[Dataset records]
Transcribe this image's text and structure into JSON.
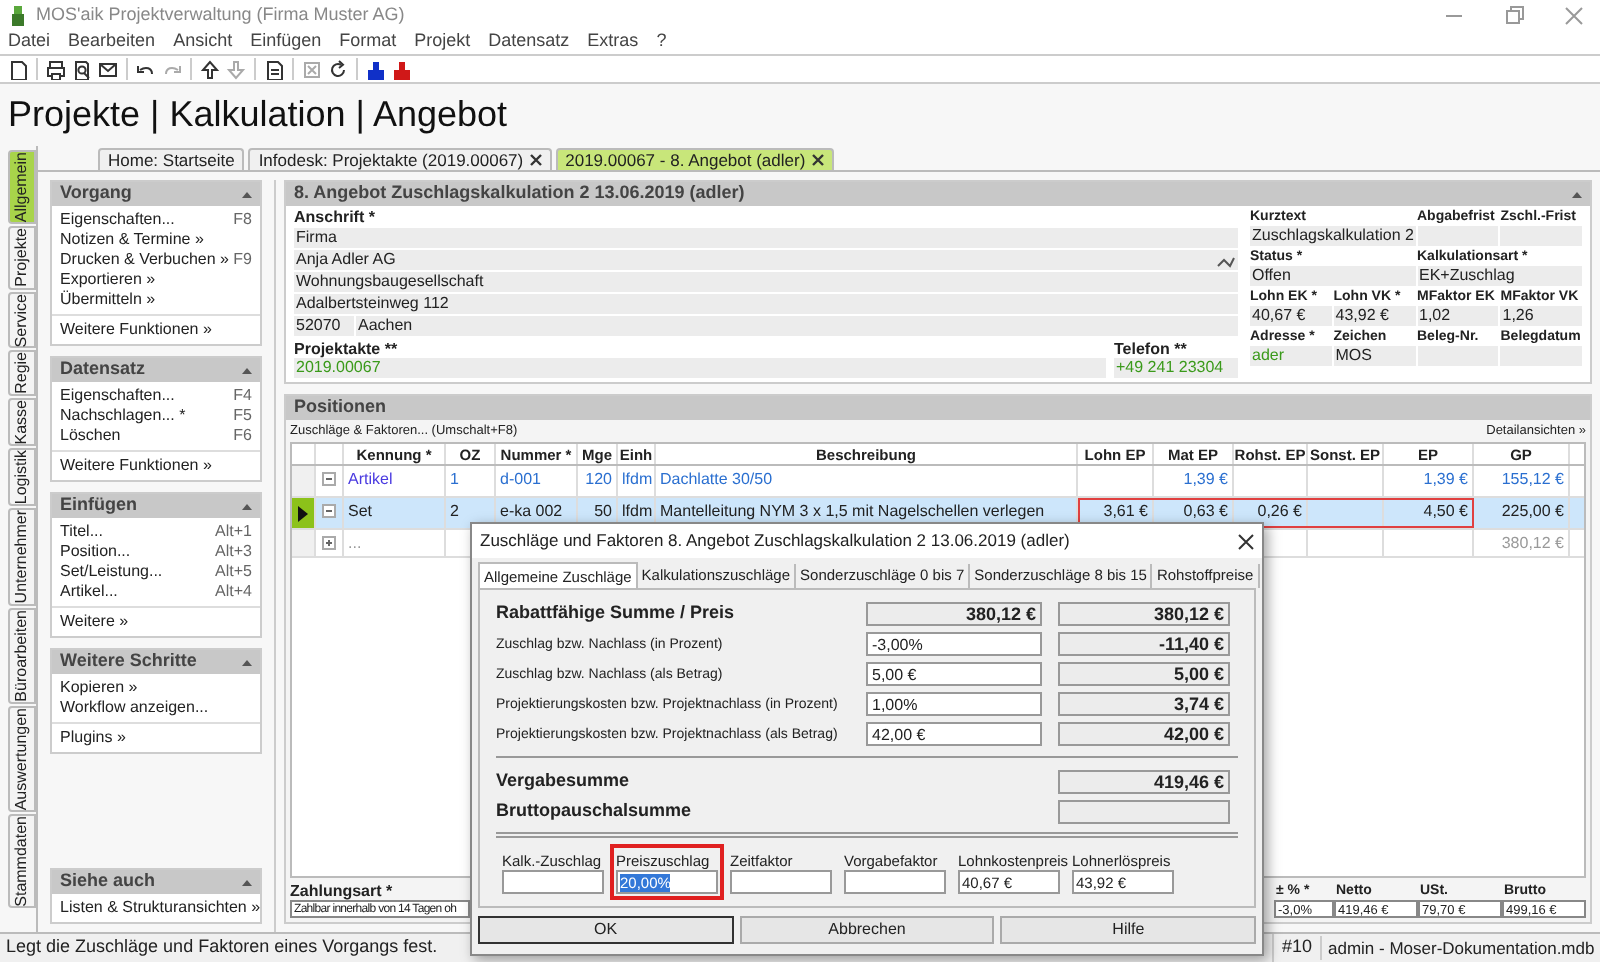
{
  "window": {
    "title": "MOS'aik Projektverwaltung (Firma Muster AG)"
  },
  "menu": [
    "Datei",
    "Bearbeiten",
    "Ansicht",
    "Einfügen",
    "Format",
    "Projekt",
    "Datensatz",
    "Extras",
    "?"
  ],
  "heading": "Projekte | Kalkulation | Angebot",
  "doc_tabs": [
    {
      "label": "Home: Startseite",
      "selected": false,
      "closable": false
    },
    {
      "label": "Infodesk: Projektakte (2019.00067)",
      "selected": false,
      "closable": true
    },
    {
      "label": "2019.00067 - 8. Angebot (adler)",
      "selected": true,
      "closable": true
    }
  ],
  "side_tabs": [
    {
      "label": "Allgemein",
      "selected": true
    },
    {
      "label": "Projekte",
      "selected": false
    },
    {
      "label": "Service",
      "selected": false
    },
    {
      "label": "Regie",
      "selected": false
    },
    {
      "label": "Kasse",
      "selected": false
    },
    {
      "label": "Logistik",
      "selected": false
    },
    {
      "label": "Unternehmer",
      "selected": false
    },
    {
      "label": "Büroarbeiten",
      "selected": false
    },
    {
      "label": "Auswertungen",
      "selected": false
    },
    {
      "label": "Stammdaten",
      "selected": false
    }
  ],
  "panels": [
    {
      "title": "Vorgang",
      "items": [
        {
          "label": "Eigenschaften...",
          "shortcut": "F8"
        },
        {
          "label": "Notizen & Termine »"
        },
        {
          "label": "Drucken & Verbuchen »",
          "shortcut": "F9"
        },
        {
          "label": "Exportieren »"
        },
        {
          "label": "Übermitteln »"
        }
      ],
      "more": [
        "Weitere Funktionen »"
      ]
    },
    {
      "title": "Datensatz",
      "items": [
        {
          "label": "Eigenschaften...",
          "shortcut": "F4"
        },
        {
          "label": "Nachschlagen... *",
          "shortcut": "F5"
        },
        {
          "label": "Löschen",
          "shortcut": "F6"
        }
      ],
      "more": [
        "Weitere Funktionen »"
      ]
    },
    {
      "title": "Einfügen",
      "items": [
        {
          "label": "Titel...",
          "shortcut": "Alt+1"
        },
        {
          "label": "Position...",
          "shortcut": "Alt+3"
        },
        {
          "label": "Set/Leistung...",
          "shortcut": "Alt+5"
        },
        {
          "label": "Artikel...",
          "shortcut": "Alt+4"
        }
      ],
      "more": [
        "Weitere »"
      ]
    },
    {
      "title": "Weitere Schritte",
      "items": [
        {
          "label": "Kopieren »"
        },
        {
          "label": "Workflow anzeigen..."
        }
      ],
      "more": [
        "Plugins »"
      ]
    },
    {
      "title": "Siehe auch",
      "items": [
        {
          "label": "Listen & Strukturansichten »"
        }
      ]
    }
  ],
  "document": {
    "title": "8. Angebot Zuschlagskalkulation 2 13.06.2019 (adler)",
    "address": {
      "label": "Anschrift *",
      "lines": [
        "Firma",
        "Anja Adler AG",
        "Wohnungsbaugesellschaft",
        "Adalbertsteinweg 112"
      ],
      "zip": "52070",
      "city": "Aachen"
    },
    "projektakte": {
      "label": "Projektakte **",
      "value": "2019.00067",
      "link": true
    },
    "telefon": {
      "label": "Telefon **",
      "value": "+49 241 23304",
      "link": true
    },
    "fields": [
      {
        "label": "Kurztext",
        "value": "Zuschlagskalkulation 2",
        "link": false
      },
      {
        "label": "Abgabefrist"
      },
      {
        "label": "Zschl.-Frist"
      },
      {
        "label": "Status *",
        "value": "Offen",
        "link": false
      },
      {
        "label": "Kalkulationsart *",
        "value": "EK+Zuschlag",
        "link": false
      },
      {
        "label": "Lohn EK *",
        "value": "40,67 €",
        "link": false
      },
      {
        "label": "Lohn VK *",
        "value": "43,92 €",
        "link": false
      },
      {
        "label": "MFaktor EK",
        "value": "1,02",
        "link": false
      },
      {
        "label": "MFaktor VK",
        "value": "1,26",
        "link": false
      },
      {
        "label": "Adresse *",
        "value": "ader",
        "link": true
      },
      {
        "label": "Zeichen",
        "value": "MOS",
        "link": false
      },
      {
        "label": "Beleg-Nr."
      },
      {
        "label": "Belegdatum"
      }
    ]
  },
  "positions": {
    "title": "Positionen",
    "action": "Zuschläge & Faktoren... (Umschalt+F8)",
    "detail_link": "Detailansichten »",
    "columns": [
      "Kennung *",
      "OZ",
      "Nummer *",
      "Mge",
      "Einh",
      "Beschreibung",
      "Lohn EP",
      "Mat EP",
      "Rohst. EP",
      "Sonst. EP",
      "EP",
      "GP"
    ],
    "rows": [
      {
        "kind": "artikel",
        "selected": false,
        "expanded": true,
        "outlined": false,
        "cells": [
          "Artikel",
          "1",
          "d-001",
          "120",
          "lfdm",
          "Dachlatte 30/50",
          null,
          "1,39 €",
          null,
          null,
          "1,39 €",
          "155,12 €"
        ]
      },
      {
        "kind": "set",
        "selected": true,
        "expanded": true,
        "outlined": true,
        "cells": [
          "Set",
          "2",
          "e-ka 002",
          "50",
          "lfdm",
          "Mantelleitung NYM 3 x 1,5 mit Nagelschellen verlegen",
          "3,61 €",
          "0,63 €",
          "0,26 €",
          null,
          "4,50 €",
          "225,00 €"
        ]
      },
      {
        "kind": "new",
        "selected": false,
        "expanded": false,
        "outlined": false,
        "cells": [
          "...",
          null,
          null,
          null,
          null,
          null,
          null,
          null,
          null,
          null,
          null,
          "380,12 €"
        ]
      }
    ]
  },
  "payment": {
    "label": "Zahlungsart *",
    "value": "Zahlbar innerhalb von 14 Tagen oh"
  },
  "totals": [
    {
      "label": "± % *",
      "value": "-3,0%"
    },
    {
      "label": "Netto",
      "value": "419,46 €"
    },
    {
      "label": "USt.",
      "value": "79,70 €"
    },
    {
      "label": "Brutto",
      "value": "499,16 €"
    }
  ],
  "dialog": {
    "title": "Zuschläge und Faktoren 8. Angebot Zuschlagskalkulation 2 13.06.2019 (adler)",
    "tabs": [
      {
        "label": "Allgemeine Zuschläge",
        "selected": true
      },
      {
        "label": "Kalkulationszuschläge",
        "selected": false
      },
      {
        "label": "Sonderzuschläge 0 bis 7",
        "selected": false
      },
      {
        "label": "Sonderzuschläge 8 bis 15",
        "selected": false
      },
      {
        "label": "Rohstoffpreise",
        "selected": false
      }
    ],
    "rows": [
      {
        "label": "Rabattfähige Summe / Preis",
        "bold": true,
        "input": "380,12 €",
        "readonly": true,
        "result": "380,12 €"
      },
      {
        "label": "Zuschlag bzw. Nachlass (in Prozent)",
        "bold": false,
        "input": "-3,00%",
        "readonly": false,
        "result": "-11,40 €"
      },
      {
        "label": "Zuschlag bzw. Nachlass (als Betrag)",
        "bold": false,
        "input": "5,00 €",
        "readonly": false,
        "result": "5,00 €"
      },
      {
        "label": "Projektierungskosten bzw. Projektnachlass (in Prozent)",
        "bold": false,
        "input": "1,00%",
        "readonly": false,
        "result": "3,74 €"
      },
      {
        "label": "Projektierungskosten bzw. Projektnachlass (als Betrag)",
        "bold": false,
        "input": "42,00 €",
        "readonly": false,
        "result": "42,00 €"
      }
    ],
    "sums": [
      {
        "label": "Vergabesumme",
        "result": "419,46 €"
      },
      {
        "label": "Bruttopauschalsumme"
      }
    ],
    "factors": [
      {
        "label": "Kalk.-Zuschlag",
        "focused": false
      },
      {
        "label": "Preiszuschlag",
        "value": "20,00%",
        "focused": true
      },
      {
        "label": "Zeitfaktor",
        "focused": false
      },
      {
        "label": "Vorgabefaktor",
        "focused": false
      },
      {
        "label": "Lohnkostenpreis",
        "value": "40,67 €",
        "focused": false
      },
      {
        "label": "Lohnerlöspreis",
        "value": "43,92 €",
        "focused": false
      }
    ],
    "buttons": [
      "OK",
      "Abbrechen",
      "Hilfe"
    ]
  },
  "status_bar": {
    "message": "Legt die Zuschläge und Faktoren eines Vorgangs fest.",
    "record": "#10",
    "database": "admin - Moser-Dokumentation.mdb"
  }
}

PROBLEM DESCRIPTION: Find the lines holding "input" and list every one.

THE RESULT:
        "input": "380,12 €",
        "input": "-3,00%",
        "input": "5,00 €",
        "input": "1,00%",
        "input": "42,00 €",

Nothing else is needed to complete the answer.